═══ Supplied material

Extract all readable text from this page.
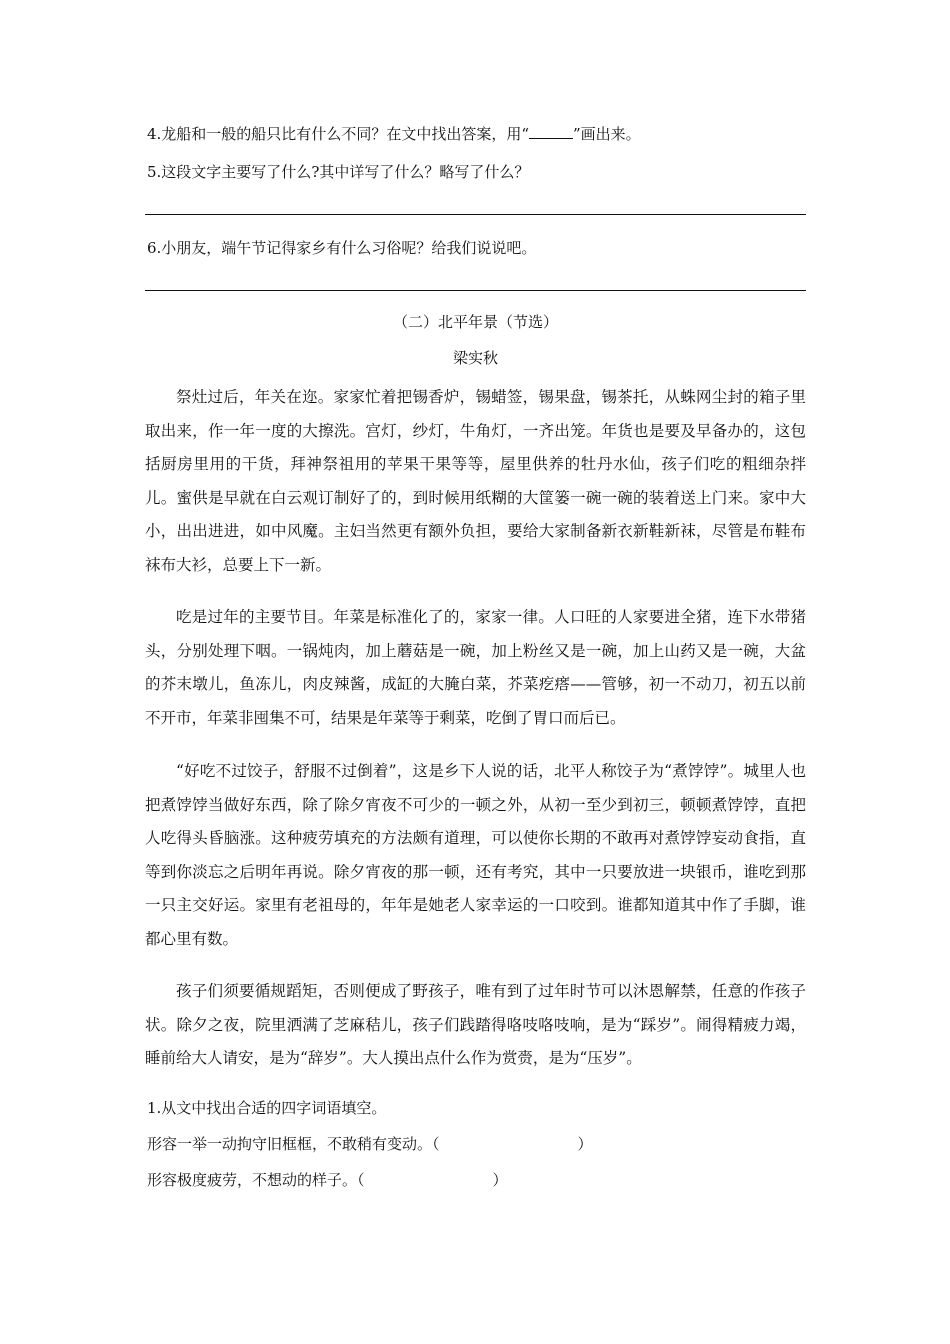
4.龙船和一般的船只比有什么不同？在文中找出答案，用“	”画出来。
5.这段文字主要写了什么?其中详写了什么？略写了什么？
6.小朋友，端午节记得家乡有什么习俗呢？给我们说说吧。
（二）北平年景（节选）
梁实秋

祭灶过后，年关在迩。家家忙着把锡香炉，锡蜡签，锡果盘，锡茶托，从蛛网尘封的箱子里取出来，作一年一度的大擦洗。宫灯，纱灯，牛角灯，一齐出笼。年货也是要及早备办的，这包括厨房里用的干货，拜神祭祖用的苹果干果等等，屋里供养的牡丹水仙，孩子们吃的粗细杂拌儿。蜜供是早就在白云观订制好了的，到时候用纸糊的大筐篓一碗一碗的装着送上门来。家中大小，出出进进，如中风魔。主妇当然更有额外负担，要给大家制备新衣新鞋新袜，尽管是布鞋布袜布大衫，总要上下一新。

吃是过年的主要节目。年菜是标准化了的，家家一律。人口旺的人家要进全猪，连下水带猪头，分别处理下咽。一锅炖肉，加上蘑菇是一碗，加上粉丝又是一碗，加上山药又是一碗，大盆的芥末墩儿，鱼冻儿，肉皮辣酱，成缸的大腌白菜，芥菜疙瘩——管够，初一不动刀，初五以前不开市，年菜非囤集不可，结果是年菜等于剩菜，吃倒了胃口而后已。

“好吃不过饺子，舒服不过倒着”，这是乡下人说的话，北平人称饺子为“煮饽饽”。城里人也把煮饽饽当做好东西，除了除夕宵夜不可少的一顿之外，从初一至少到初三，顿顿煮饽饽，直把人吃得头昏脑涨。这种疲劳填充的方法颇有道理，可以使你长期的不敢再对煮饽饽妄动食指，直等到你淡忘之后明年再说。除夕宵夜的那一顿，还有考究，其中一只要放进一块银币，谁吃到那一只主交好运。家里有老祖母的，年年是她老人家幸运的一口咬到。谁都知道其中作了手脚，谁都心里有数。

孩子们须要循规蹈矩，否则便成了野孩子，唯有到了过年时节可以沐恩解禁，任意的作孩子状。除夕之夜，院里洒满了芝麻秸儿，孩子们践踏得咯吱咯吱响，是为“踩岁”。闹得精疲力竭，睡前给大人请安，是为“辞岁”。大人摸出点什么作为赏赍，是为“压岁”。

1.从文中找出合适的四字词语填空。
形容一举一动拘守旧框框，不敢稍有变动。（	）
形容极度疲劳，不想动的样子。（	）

══════

Images must not appear in the copy; reproduce everything else in the records verbatim.

Extract all readable text from this page.
4.龙船和一般的船只比有什么不同？在文中找出答案，用“	”画出来。
5.这段文字主要写了什么?其中详写了什么？略写了什么？
6.小朋友，端午节记得家乡有什么习俗呢？给我们说说吧。
（二）北平年景（节选）
梁实秋

祭灶过后，年关在迩。家家忙着把锡香炉，锡蜡签，锡果盘，锡茶托，从蛛网尘封的箱子里取出来，作一年一度的大擦洗。宫灯，纱灯，牛角灯，一齐出笼。年货也是要及早备办的，这包括厨房里用的干货，拜神祭祖用的苹果干果等等，屋里供养的牡丹水仙，孩子们吃的粗细杂拌儿。蜜供是早就在白云观订制好了的，到时候用纸糊的大筐篓一碗一碗的装着送上门来。家中大小，出出进进，如中风魔。主妇当然更有额外负担，要给大家制备新衣新鞋新袜，尽管是布鞋布袜布大衫，总要上下一新。

吃是过年的主要节目。年菜是标准化了的，家家一律。人口旺的人家要进全猪，连下水带猪头，分别处理下咽。一锅炖肉，加上蘑菇是一碗，加上粉丝又是一碗，加上山药又是一碗，大盆的芥末墩儿，鱼冻儿，肉皮辣酱，成缸的大腌白菜，芥菜疙瘩——管够，初一不动刀，初五以前不开市，年菜非囤集不可，结果是年菜等于剩菜，吃倒了胃口而后已。

“好吃不过饺子，舒服不过倒着”，这是乡下人说的话，北平人称饺子为“煮饽饽”。城里人也把煮饽饽当做好东西，除了除夕宵夜不可少的一顿之外，从初一至少到初三，顿顿煮饽饽，直把人吃得头昏脑涨。这种疲劳填充的方法颇有道理，可以使你长期的不敢再对煮饽饽妄动食指，直等到你淡忘之后明年再说。除夕宵夜的那一顿，还有考究，其中一只要放进一块银币，谁吃到那一只主交好运。家里有老祖母的，年年是她老人家幸运的一口咬到。谁都知道其中作了手脚，谁都心里有数。

孩子们须要循规蹈矩，否则便成了野孩子，唯有到了过年时节可以沐恩解禁，任意的作孩子状。除夕之夜，院里洒满了芝麻秸儿，孩子们践踏得咯吱咯吱响，是为“踩岁”。闹得精疲力竭，睡前给大人请安，是为“辞岁”。大人摸出点什么作为赏赍，是为“压岁”。

1.从文中找出合适的四字词语填空。
形容一举一动拘守旧框框，不敢稍有变动。（	）
形容极度疲劳，不想动的样子。（	）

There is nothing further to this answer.